__What this task involves__. Among the lines below, list those containing the string "በቁጥር".
-- BEGIN Provided entries --
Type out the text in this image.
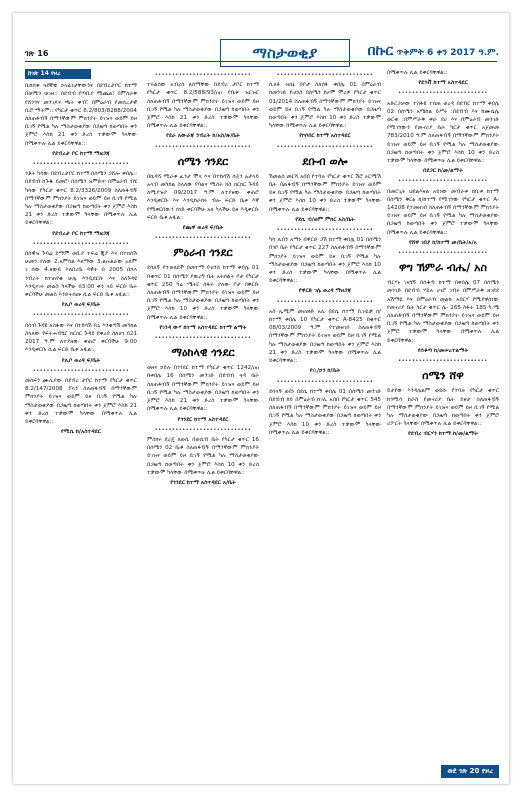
ገጽ 16	ማስታወቂያ	በኩር ጥቅምት 6 ቀን 2017 ዓ.ም.
ከገጽ 14 የዞረ

ቢከሰቱ ጓደኞቹ ኃላፊነታቸውንና በደብረታቦር ከተማ በወሚን ወገዘ:: በደብብ የጣቢያ ሚጨል፣ በምስራቅ የሸንጎና መንገዶና ጫት ቀብ፣ በምዕራብ የመሰረታዊ ቢሮ ማትም:: የካርታ ቁጥር 8.2/803/8288/2004 ስለጠፋብኝ በማንኛውም ምክንያት ይገዝና ወይም ይዞ ቢገኝ የሚል ካሉ ማስታወቂያው በጋዜጣ ከወጣበት ቀን ጀምሮ እስከ 21 ቀን ድረስ ተቃውሞ ካላቸው በሚቀጥሉ ሊል ይቀርባቸዋል::

የደብረታ ቦር ከተማ ማዘጋጃ
••••••••••••••••••••••••••••

ጎቶት ካሳው በደብረታቦር ከተማ በሰሜን ጋሸሎ ቀበሌ:: በደብብ ከጉዱ ይመሮ፡ በሰሜን ዝምድና፡ በምዕራብ ብሄ ካሳው የካርታ ቁጥር 8.2/3326/2009 ስለጠፋብኝ በማንኛውም ምክንያት ይገዝና ወይም ይዞ ቢገኝ የሚል ካሉ ማስታወቂያው በጋዜጣ ከወጣበት ቀን ጀምሮ እስከ 21 ቀን ድረስ ተቃውሞ ካላቸው በሚቀጥሉ ሊል ይቀርባቸዋል::

የደብረታ ቦር ከተማ ማዘጋጃ
••••••••••••••••••••••••••••

በስዊዝ ጉባሬ ይማም ወቢያ ተፍሬ ጂያ እና በተክሰሽ ሁመን ያለው 2.አምሳል እለማው 3.ልዑልራው ዐለም ገ ሰው 4.ዘውዴ እለበረቤ ዳዊት በ 2005 በኋላ ንብረት ከተጠየቁ ሁሌ እንዲደርሱ እና ስለጉዳዩ እንዲናገሩ መልስ ካላችሁ በ3:00 ቀን ላይ ፍርድ ቤት ቀርባችሁ መልስ እንድትሰጡ ሲል ፍርድ ቤቱ አዟል::

የሊቦ ወረዳ ፍ/ቤት
••••••••••••••••••••••••••••

በስብ ጉዳዩ አስፋው እና በተከሳሽ ቢኒ እንቁጣሽ መካከል ስላለው የፍትሐብሄር ክርክር ጉዳይ የቀረበ ስለሆነ በ21 2017 ዓ.ም ለተያዘው ቀጠሮ ቀርባችሁ 9:00 እንዲቀርቡ ሲል ፍርድ ቤቱ አዟል::

የሊቦ ወረዳ ፍ/ቤት
••••••••••••••••••••••••••••

መስፍን ሙሊያው በደብረ ታቦር ከተማ የካርታ ቁጥር 8.2/147/2008 ፕላን ስለጠፋብኝ በማንኛውም ምክንያት ይገዝና ወይም ይዞ ቢገኝ የሚል ካሉ ማስታወቂያው በጋዜጣ ከወጣበት ቀን ጀምሮ እስከ 21 ቀን ድረስ ተቃውሞ ካላቸው በሚቀጥሉ ሊል ይቀርባቸዋል::

የሚሴ ከ/አስተዳደር
••••••••••••••••••••••••••••

ተሩልሰው አብረስ ለሰማቸው በደብረ ታቦር ከተማ የካርታ ቁጥር 8.2/588/93/ዐዐ የቤቱ ዝርዝር ስለጠፋብኝ በማንኛውም ምክንያት ይገዝና ወይም ይዞ ቢገኝ የሚል ካሉ ማስታወቂያው በጋዜጣ ከወጣበት ቀን ጀምሮ እስከ 21 ቀን ድረስ ተቃውሞ ካላቸው በሚቀጥሉ ሊል ይቀርባቸዋል::

የደራ አውራጃ ንብረት ከ/አስ/ጽ/ቤት
••••••••••••••••••••••••••••
ሰሜን ጎንደር

በኪዳሻ ሚራቱ ፈጎታ ሞላ እና በተከሳሽ ሰጀን አታላይ አላብ መካከል ስላለው የባልና ሚስት ክስ ክርክር ጉዳይ ለሚያዝያ 09/2017 ዓ.ም ለተያዘው ቀጠሮ እንዲቀርቡ እና እንዲከራከሩ ብሎ ፍርድ ቤቱ እኛ የሚቀርበውን ሰነድ ቀርባችሁ አለ ካላችሁ ይዘ እዲቀርቡ ፍርድ ቤቱ አዟል::

የጨዋ ወረዳ ፍ/ቤት
••••••••••••••••••••••••••••
ምዕራብ ጎንደር

ደሳለኝ የተወለደች በመተማ ዮሀንስ ከተማ ቀበሌ 01 በቁጥር 01 በሰሜን ያዉረግ ቤት አትክልት ቦታ የካርታ ቁጥር 250 ካሬ ሜትር ስፋት ያለው ቦታ በቅርቡ ስለጠፋብኝ በማንኛውም ምክንያት ይገዝና ወይም ይዞ ቢገኝ የሚል ካሉ ማስታወቂያው በጋዜጣ ከወጣበት ቀን ጀምሮ እስከ 10 ቀን ድረስ ተቃውሞ ካላቸው በሚቀጥሉ ሊል ይቀርባቸዋል::

የገንዳ ውሃ ከተማ አስተዳደር ከተማ ልማት
••••••••••••••••••••••••••••
ማዕከላዊ ጎንደር

ወዘና ኃይሉ በጎንደር ከተማ የካርታ ቁጥር 1242/ዐዐ በቀበሌ 16 በሰሜን መንገድ በደብብ ጓዳ ቤት ስለጠፋብኝ በማንኛውም ምክንያት ይገዝና ወይም ይዞ ቢገኝ የሚል ካሉ ማስታወቂያው በጋዜጣ ከወጣበት ቀን ጀምሮ እስከ 21 ቀን ድረስ ተቃውሞ ካላቸው በሚቀጥሉ ሊል ይቀርባቸዋል::

የጎንደር ከተማ አስተዳደር
••••••••••••••••••••••••••••

ምስክሩ ደረጄ ለወሲ በወሲብ ቤት የካርታ ቁጥር 16 በሰሜን 02 ቤቱ ስለጠፋብኝ በማንኛውም ምክንያት ይገዝና ወይም ይዞ ቢገኝ የሚል ካሉ ማስታወቂያው በጋዜጣ ከወጣበት ቀን ጀምሮ እስከ 10 ቀን ድረስ ተቃውሞ ካላቸው በሚቀጥሉ ሊል ይቀርባቸዋል::

የጎንደር ከተማ አስተዳደር አ/ቤት
••••••••••••••••••••••••••••

ሲለፉ ዝክኔ በቦታ ስለሰፉ ቀበሌ 01 በምዕራብ ከመንገድ ዮሀንስ በሰሜን ከኦሞ ሞሪዎ የካርታ ቁጥር 01/2014 ስለጠፋብኝ በማንኛውም ምክንያት ይገዝና ወይም ይዞ ቢገኝ የሚል ካሉ ማስታወቂያው በጋዜጣ ከወጣበት ቀን ጀምሮ እስከ 10 ቀን ድረስ ተቃውሞ ካላቸው በሚቀጥሉ ሊል ይቀርባቸዋል::

የኮሶበር ከተማ አስተዳደር
••••••••••••••••••••••••••••
ደቡብ ወሎ

ሽመልስ መርሻ አበበ የተባሉ የካርታ ቁጥር ሽሮ ኦርሚሽ ቤት በጠፋብኝ በማንኛውም ምክንያት ይገዝና ወይም ይዞ ቢገኝ የሚል ካሉ ማስታወቂያው በጋዜጣ ከወጣበት ቀን ጀምሮ እስከ 10 ቀን ድረስ ተቃውሞ ካላቸው በሚቀጥሉ ሊል ይቀርባቸዋል::

የደሴ ብ/ወም ምክር አስ/ቤት
••••••••••••••••••••••••••••

ካሳ ሊበን አማኑ በዋርድ ጋሽ ከተማ ቀበሌ 01 በሰሜን በጎቦ ቤት የካርታ ቁጥር 227 ስለጠፋብኝ በማንኛውም ምክንያት ይገዝና ወይም ይዞ ቢገኝ የሚል ካሉ ማስታወቂያው በጋዜጣ ከወጣበት ቀን ጀምሮ እስከ 10 ቀን ድረስ ተቃውሞ ካላቸው በሚቀጥሉ ሊል ይቀርባቸዋል::

የዋርድ ገሌ ወረዳ ማዘጋጃ
••••••••••••••••••••••••••••

አስ ኢሚም መሀመድ አሊ በደሴ ከተማ ቢገዷቃ ክ/ከተማ ቀበሌ 10 የካርታ ቁጥር A-8425 በቁጥር 08/03/2009 ዓ.ም የተመዘገበ ስለጠፋብኝ በማንኛውም ምክንያት ይገዝና ወይም ይዞ ቢገኝ የሚል ካሉ ማስታወቂያው በጋዜጣ ከወጣበት ቀን ጀምሮ እስከ 21 ቀን ድረስ ተቃውሞ ካላቸው በሚቀጥሉ ሊል ይቀርባቸዋል::

የቢ/ኃን ከ/ቤት
••••••••••••••••••••••••••••

ደሳላኝ ወደነ በደሴ ከተማ ቀበሌ 01 በሰሜን መንገድ በደብብ ከይ በምዕራብ ከገሊ አበበ የካርታ ቁጥር 545 ስለጠፋብኝ በማንኛውም ምክንያት ይገዝና ወይም ይዞ ቢገኝ የሚል ካሉ ማስታወቂያው በጋዜጣ ከወጣበት ቀን ጀምሮ እስከ 10 ቀን ድረስ ተቃውሞ ካላቸው በሚቀጥሉ ሊል ይቀርባቸዋል::

በሚቀጥሉ ሊል ይቀርባቸዋል::

የደጎቭ ከተማ አስተዳደር
••••••••••••••••••••••••••

አድርጋቻው ተስፋዩ ተሰጠ ወረዳ በደብር ከተማ ቀበሌ 02 በሰሜን አሜከል ይሥሩ :በደብብ እና ከሙሴሌ ወርቁ :በምሥራቅ ቀራ ደሀ እና በምዕራብ መንገድ የሚገኘውን የመኖሪያ ቤት ካርታ ቁጥር አጀመመ 783/2010 ዓ.ም ስለጠፋብኝ በማንኛውም ምክንያት ይገዝና ወይም ይዞ ቢገኝ የሚል ካሉ ማስታወቂያው በጋዜጣ ከወጣበት ቀን ጀምሮ እስከ 10 ቀን ድረስ ተቃውሞ ካላቸው በሚቀጥሉ ሊል ይቀርባቸዋል::

በደጋር ከ/መ/ልማት
••••••••••••••••••••••••••

በመርጊት ህደልእዛል አይነው መብራቱ ከቢቱ ከተማ በሰሜን ቅርፅ ከ/ከተማ የሚገኘው የካርታ ቁጥር A-14208 የተመዘገበ ስለጠፋብኝ በማንኛውም ምክንያት ይገዝና ወይም ይዞ ቢገኝ የሚል ካሉ ማስታወቂያው በጋዜጣ ከወጣበት ቀን ጀምሮ ተቃውሞ ካላቸው በሚቀጥሉ ሊል ይቀርባቸዋል::

የሸዋ ገበያ ከ/ከተማ መ/ቤት/አ/አ
••••••••••••••••••••••••••
ዋግ ኽምራ ብሔ/ አስ

ብርሃኑ ገዛሄኝ በሰቆጣ ከተማ በቀበሌ 07 በሰሜን መንገድ በደብብ ሃይሉ ሀገሮ ገብሩ በምሥራቅ ዘገደደ አሽማዬ እና በምዕራብ መልኩ አበርሃ የሚያዋስነው የመኖሪያ ቤት ካርታ ቁጥር ሌ- 265 ስፋት 185 ካ.ሜ ስለጠፋብኝ በማንኛውም ምክንያት ይገዝና ወይም ይዞ ቢገኝ የሚል ካሉ ማስታወቂያው በጋዜጣ ከወጣበት ቀን ጀምሮ ተቃውሞ ካላቸው በሚቀጥሉ ሊል ይቀርባቸዋል::

የሰቆጣ ከ/መሠረተልማት
••••••••••••••••••••••••••
ሰሜን ሸዋ

ይታየው እንዳሌልም ወይሱ የተባሉ የካርታ ቁጥር ከጎሚሳ ከራስ የመኖሪያ ቤት ይዞታ ስለጠፋብኝ በማንኛውም ምክንያት ይገዝና ወይም ይዞ ቢገኝ የሚል ካሉ ማስታወቂያው በጋዜጣ ከወጣበት ቀን ጀምሮ ሪፖርት ካላቸው በሚቀጥሉ ሊል ይቀርባቸዋል::

የደብረ ብርሃን ከተማ ከ/መ/ልማት
ወደ ገጽ 20 የዞረ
-- END Provided entries --
__Exercise answer__.
ደሳለኝ የተወለደች በመተማ ዮሀንስ ከተማ ቀበሌ 01 በቁጥር 01 በሰሜን ያዉረግ ቤት አትክልት ቦታ የካርታ ቁጥር 250 ካሬ ሜትር ስፋት ያለው ቦታ በቅርቡ ስለጠፋብኝ በማንኛውም ምክንያት ይገዝና ወይም ይዞ ቢገኝ የሚል ካሉ ማስታወቂያው በጋዜጣ ከወጣበት ቀን ጀምሮ እስከ 10 ቀን ድረስ ተቃውሞ ካላቸው በሚቀጥሉ ሊል ይቀርባቸዋል::
አስ ኢሚም መሀመድ አሊ በደሴ ከተማ ቢገዷቃ ክ/ከተማ ቀበሌ 10 የካርታ ቁጥር A-8425 በቁጥር 08/03/2009 ዓ.ም የተመዘገበ ስለጠፋብኝ በማንኛውም ምክንያት ይገዝና ወይም ይዞ ቢገኝ የሚል ካሉ ማስታወቂያው በጋዜጣ ከወጣበት ቀን ጀምሮ እስከ 21 ቀን ድረስ ተቃውሞ ካላቸው በሚቀጥሉ ሊል ይቀርባቸዋል::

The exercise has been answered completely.